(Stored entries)
========================
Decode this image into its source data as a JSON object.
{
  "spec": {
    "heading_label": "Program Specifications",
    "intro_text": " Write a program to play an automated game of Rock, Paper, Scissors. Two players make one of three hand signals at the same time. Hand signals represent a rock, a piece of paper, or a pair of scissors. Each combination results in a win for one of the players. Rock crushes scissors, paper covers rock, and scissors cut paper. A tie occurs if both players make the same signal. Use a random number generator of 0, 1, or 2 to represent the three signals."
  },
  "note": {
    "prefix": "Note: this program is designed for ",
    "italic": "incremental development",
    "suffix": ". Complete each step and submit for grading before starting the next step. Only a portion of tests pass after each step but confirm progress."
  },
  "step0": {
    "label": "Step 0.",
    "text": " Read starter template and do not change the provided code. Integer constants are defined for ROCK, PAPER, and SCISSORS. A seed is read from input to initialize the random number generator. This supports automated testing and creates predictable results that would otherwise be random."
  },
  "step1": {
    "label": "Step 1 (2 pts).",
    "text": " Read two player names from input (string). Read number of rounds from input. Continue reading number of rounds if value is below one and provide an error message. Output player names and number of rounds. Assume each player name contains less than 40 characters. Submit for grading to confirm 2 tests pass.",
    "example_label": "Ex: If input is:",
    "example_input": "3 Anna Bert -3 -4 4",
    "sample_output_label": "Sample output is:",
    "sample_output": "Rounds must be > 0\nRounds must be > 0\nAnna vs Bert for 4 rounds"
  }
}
========================
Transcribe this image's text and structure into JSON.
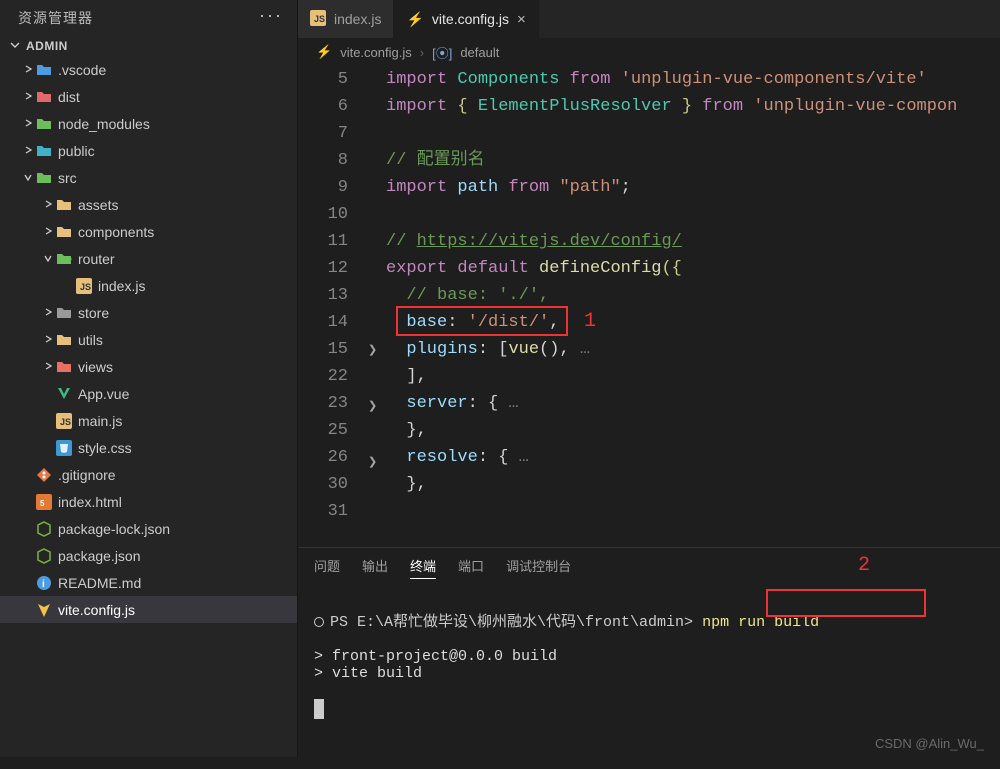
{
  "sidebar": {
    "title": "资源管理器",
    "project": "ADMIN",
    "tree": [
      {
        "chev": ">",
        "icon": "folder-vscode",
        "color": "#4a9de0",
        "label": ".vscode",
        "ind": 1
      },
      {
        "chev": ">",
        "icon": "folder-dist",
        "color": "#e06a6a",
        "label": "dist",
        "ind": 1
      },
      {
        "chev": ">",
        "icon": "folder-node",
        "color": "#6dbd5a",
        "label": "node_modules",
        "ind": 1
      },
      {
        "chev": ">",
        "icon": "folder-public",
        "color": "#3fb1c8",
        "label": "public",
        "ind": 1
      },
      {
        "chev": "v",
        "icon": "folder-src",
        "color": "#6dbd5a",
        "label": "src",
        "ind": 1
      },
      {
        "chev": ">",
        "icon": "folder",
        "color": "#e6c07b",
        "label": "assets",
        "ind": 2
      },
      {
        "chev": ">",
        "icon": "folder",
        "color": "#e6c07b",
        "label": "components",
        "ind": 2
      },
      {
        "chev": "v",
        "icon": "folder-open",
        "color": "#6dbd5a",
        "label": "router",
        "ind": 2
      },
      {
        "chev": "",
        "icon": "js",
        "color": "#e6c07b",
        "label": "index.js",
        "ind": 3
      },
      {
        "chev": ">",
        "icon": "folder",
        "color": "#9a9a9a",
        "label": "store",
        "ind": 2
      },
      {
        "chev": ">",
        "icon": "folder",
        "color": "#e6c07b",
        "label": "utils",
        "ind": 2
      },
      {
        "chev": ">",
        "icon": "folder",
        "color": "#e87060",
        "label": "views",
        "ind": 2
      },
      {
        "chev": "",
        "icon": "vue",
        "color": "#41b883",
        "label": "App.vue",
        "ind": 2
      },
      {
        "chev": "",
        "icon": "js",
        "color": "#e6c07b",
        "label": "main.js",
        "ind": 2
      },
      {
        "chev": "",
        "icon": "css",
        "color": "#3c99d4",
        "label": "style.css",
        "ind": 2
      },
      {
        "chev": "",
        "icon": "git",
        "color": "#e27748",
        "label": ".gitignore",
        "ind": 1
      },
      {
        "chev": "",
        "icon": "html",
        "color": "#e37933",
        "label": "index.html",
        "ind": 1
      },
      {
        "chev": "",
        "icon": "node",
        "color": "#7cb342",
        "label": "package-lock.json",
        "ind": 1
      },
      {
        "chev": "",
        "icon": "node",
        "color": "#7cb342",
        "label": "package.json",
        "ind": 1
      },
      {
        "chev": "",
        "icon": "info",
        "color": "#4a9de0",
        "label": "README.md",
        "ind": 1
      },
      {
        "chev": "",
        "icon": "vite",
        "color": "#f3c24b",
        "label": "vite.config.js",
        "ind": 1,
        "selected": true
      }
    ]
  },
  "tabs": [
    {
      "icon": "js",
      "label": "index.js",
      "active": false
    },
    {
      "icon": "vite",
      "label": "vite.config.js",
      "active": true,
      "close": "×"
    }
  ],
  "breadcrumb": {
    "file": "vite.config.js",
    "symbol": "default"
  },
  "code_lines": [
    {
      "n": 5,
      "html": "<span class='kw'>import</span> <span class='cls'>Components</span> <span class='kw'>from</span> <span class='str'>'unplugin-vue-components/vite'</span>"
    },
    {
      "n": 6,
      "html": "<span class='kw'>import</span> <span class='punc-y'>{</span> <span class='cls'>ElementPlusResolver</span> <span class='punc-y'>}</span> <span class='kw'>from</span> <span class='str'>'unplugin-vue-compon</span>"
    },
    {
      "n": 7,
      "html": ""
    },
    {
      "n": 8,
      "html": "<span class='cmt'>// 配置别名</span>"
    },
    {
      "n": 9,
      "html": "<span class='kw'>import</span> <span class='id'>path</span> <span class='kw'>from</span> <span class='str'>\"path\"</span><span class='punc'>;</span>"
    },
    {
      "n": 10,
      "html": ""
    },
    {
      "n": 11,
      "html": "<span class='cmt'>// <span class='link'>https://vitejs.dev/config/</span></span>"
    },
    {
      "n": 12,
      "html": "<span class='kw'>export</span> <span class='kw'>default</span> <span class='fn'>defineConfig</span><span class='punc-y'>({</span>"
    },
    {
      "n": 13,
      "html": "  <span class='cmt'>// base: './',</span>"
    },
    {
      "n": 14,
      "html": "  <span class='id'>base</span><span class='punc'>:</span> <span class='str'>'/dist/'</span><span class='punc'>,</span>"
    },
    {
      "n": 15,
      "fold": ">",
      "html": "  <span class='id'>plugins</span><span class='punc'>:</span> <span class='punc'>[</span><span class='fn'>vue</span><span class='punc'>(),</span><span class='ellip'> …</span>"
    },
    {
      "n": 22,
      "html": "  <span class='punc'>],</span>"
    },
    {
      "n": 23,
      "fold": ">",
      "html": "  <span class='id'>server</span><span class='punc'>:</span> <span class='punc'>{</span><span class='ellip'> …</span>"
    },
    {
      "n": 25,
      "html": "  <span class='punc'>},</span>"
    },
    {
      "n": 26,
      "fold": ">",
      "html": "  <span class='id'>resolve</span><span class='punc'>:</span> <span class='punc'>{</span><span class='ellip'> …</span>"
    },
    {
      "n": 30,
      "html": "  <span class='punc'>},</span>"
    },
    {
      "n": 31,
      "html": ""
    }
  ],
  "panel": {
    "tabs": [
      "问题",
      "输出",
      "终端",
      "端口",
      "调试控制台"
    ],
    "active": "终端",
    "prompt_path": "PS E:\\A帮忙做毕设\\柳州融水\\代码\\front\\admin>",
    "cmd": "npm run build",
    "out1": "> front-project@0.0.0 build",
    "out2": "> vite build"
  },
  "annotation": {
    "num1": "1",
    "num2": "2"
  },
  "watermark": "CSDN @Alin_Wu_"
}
========================
List each line of the entries that holds the string "build".

→ TASK RESULT:
    "cmd": "npm run build",
    "out1": "> front-project@0.0.0 build",
    "out2": "> vite build"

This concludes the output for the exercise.